Direction> Identify the lines containing the word "JSON". Copy each one.

Extracted records>
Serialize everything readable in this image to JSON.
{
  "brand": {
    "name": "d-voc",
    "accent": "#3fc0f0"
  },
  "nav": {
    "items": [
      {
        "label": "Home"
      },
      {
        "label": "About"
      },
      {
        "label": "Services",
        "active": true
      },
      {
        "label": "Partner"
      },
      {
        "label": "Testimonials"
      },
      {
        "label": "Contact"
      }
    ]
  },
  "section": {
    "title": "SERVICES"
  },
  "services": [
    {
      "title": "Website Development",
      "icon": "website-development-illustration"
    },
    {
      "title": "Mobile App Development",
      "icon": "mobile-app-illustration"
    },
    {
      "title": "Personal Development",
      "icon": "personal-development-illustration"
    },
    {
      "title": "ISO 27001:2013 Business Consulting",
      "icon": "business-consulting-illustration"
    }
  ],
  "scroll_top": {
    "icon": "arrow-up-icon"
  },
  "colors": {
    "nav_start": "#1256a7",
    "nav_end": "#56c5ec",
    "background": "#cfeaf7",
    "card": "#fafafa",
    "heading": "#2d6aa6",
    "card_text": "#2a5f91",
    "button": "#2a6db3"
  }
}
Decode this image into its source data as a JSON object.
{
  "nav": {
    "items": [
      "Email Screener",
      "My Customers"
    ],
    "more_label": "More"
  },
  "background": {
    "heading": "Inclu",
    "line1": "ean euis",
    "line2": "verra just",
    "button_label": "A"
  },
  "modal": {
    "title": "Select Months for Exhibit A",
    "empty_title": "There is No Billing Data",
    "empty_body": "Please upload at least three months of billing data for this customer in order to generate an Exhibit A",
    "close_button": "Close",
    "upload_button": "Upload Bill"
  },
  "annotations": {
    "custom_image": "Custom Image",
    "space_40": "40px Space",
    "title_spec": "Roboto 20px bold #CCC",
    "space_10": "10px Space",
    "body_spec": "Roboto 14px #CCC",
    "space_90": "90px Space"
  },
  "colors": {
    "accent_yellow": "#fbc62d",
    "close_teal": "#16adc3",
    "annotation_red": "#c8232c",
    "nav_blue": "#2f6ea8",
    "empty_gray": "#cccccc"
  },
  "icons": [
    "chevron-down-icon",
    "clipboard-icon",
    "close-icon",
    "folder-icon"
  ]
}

Finished task>
Serialize everything readable in this image to JSON.
Decode this image into its source data as a JSON object.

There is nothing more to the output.